§ **Records shown**
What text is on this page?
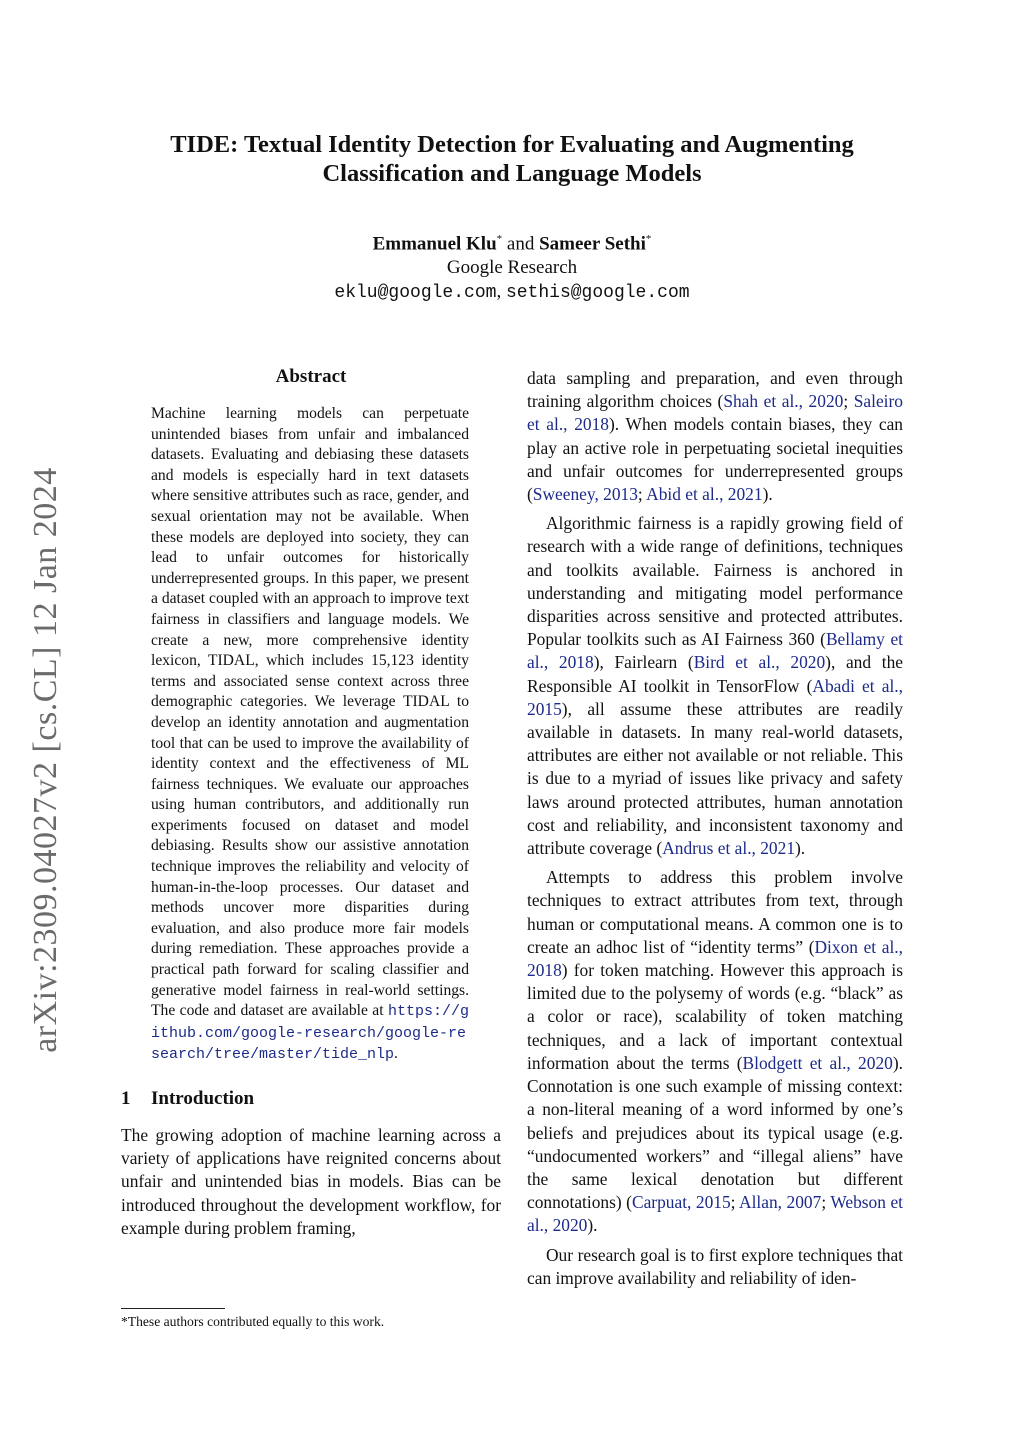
arXiv:2309.04027v2 [cs.CL] 12 Jan 2024
TIDE: Textual Identity Detection for Evaluating and Augmenting Classification and Language Models
Emmanuel Klu* and Sameer Sethi*
Google Research
eklu@google.com, sethis@google.com
Abstract

Machine learning models can perpetuate unintended biases from unfair and imbalanced datasets. Evaluating and debiasing these datasets and models is especially hard in text datasets where sensitive attributes such as race, gender, and sexual orientation may not be available. When these models are deployed into society, they can lead to unfair outcomes for historically underrepresented groups. In this paper, we present a dataset coupled with an approach to improve text fairness in classifiers and language models. We create a new, more comprehensive identity lexicon, TIDAL, which includes 15,123 identity terms and associated sense context across three demographic categories. We leverage TIDAL to develop an identity annotation and augmentation tool that can be used to improve the availability of identity context and the effectiveness of ML fairness techniques. We evaluate our approaches using human contributors, and additionally run experiments focused on dataset and model debiasing. Results show our assistive annotation technique improves the reliability and velocity of human-in-the-loop processes. Our dataset and methods uncover more disparities during evaluation, and also produce more fair models during remediation. These approaches provide a practical path forward for scaling classifier and generative model fairness in real-world settings. The code and dataset are available at https://github.com/google-research/google-research/tree/master/tide_nlp.

1 Introduction

The growing adoption of machine learning across a variety of applications have reignited concerns about unfair and unintended bias in models. Bias can be introduced throughout the development workflow, for example during problem framing,

*These authors contributed equally to this work.

data sampling and preparation, and even through training algorithm choices (Shah et al., 2020; Saleiro et al., 2018). When models contain biases, they can play an active role in perpetuating societal inequities and unfair outcomes for underrepresented groups (Sweeney, 2013; Abid et al., 2021).

Algorithmic fairness is a rapidly growing field of research with a wide range of definitions, techniques and toolkits available. Fairness is anchored in understanding and mitigating model performance disparities across sensitive and protected attributes. Popular toolkits such as AI Fairness 360 (Bellamy et al., 2018), Fairlearn (Bird et al., 2020), and the Responsible AI toolkit in TensorFlow (Abadi et al., 2015), all assume these attributes are readily available in datasets. In many real-world datasets, attributes are either not available or not reliable. This is due to a myriad of issues like privacy and safety laws around protected attributes, human annotation cost and reliability, and inconsistent taxonomy and attribute coverage (Andrus et al., 2021).

Attempts to address this problem involve techniques to extract attributes from text, through human or computational means. A common one is to create an adhoc list of “identity terms” (Dixon et al., 2018) for token matching. However this approach is limited due to the polysemy of words (e.g. “black” as a color or race), scalability of token matching techniques, and a lack of important contextual information about the terms (Blodgett et al., 2020). Connotation is one such example of missing context: a non-literal meaning of a word informed by one’s beliefs and prejudices about its typical usage (e.g. “undocumented workers” and “illegal aliens” have the same lexical denotation but different connotations) (Carpuat, 2015; Allan, 2007; Webson et al., 2020).

Our research goal is to first explore techniques that can improve availability and reliability of iden-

§ **Problem requirements**
Exactly as written, return every line of the listing, but not the pictures.

§ **Final result**
What text is on this page?
arXiv:2309.04027v2 [cs.CL] 12 Jan 2024
TIDE: Textual Identity Detection for Evaluating and Augmenting Classification and Language Models
Emmanuel Klu* and Sameer Sethi*
Google Research
eklu@google.com, sethis@google.com
Abstract

Machine learning models can perpetuate unintended biases from unfair and imbalanced datasets. Evaluating and debiasing these datasets and models is especially hard in text datasets where sensitive attributes such as race, gender, and sexual orientation may not be available. When these models are deployed into society, they can lead to unfair outcomes for historically underrepresented groups. In this paper, we present a dataset coupled with an approach to improve text fairness in classifiers and language models. We create a new, more comprehensive identity lexicon, TIDAL, which includes 15,123 identity terms and associated sense context across three demographic categories. We leverage TIDAL to develop an identity annotation and augmentation tool that can be used to improve the availability of identity context and the effectiveness of ML fairness techniques. We evaluate our approaches using human contributors, and additionally run experiments focused on dataset and model debiasing. Results show our assistive annotation technique improves the reliability and velocity of human-in-the-loop processes. Our dataset and methods uncover more disparities during evaluation, and also produce more fair models during remediation. These approaches provide a practical path forward for scaling classifier and generative model fairness in real-world settings. The code and dataset are available at https://github.com/google-research/google-research/tree/master/tide_nlp.

1 Introduction

The growing adoption of machine learning across a variety of applications have reignited concerns about unfair and unintended bias in models. Bias can be introduced throughout the development workflow, for example during problem framing,

*These authors contributed equally to this work.

data sampling and preparation, and even through training algorithm choices (Shah et al., 2020; Saleiro et al., 2018). When models contain biases, they can play an active role in perpetuating societal inequities and unfair outcomes for underrepresented groups (Sweeney, 2013; Abid et al., 2021).

Algorithmic fairness is a rapidly growing field of research with a wide range of definitions, techniques and toolkits available. Fairness is anchored in understanding and mitigating model performance disparities across sensitive and protected attributes. Popular toolkits such as AI Fairness 360 (Bellamy et al., 2018), Fairlearn (Bird et al., 2020), and the Responsible AI toolkit in TensorFlow (Abadi et al., 2015), all assume these attributes are readily available in datasets. In many real-world datasets, attributes are either not available or not reliable. This is due to a myriad of issues like privacy and safety laws around protected attributes, human annotation cost and reliability, and inconsistent taxonomy and attribute coverage (Andrus et al., 2021).

Attempts to address this problem involve techniques to extract attributes from text, through human or computational means. A common one is to create an adhoc list of “identity terms” (Dixon et al., 2018) for token matching. However this approach is limited due to the polysemy of words (e.g. “black” as a color or race), scalability of token matching techniques, and a lack of important contextual information about the terms (Blodgett et al., 2020). Connotation is one such example of missing context: a non-literal meaning of a word informed by one’s beliefs and prejudices about its typical usage (e.g. “undocumented workers” and “illegal aliens” have the same lexical denotation but different connotations) (Carpuat, 2015; Allan, 2007; Webson et al., 2020).

Our research goal is to first explore techniques that can improve availability and reliability of iden-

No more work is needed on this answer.